Set exercise -
Below are the records; copy each line in them that holds the word "Maths".

Provided records -
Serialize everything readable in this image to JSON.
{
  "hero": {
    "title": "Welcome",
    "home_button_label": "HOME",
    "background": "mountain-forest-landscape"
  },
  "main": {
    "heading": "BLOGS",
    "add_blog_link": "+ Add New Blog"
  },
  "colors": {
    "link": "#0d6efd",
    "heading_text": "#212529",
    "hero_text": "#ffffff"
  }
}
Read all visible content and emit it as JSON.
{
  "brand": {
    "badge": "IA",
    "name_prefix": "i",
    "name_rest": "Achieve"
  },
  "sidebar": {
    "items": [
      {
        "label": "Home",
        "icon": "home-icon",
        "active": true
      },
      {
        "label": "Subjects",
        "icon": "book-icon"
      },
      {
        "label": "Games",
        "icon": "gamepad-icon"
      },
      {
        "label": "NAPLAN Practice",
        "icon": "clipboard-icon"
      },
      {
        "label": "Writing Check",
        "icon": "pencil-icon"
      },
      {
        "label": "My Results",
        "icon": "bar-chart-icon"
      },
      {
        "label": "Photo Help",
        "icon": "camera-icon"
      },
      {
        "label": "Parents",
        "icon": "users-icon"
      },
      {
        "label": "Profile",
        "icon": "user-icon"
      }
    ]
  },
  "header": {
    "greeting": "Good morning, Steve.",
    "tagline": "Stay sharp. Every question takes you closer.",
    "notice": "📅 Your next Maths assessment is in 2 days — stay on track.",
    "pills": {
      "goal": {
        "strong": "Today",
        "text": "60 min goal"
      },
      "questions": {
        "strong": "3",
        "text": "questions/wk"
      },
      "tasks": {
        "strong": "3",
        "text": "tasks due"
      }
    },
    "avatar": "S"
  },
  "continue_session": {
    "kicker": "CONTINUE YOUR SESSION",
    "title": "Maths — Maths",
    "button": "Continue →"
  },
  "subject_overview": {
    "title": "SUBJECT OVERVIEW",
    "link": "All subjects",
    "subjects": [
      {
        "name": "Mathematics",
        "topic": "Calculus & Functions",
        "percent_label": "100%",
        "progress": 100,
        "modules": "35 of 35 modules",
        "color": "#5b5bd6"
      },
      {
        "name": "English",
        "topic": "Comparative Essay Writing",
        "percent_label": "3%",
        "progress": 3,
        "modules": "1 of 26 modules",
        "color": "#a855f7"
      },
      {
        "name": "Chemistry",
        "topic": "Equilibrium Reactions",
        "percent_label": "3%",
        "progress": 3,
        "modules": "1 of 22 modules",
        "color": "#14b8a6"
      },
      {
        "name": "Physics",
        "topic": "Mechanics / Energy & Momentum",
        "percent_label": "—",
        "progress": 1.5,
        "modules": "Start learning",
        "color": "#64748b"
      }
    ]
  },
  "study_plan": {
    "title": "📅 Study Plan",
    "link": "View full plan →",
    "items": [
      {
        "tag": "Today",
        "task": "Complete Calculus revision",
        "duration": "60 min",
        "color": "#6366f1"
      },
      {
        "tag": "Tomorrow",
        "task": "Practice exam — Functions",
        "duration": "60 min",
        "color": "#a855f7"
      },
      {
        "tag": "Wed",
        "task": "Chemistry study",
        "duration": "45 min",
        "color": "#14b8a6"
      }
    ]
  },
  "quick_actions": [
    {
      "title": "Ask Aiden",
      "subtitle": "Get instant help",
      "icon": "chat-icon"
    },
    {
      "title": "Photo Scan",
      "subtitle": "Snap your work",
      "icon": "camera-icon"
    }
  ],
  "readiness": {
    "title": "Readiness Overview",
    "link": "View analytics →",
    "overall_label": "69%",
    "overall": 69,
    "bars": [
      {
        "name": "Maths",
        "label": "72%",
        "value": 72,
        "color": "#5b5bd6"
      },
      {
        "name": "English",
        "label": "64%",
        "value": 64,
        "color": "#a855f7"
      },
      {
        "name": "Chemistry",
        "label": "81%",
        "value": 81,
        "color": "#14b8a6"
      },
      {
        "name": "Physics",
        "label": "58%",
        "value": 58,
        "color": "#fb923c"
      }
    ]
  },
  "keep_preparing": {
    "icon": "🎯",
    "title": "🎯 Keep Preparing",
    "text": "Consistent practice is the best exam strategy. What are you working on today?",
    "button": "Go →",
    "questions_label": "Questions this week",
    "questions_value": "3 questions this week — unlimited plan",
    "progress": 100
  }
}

Solution for this task -
    "notice": "📅 Your next Maths assessment is in 2 days — stay on track.",
    "title": "Maths — Maths",
        "name": "Maths",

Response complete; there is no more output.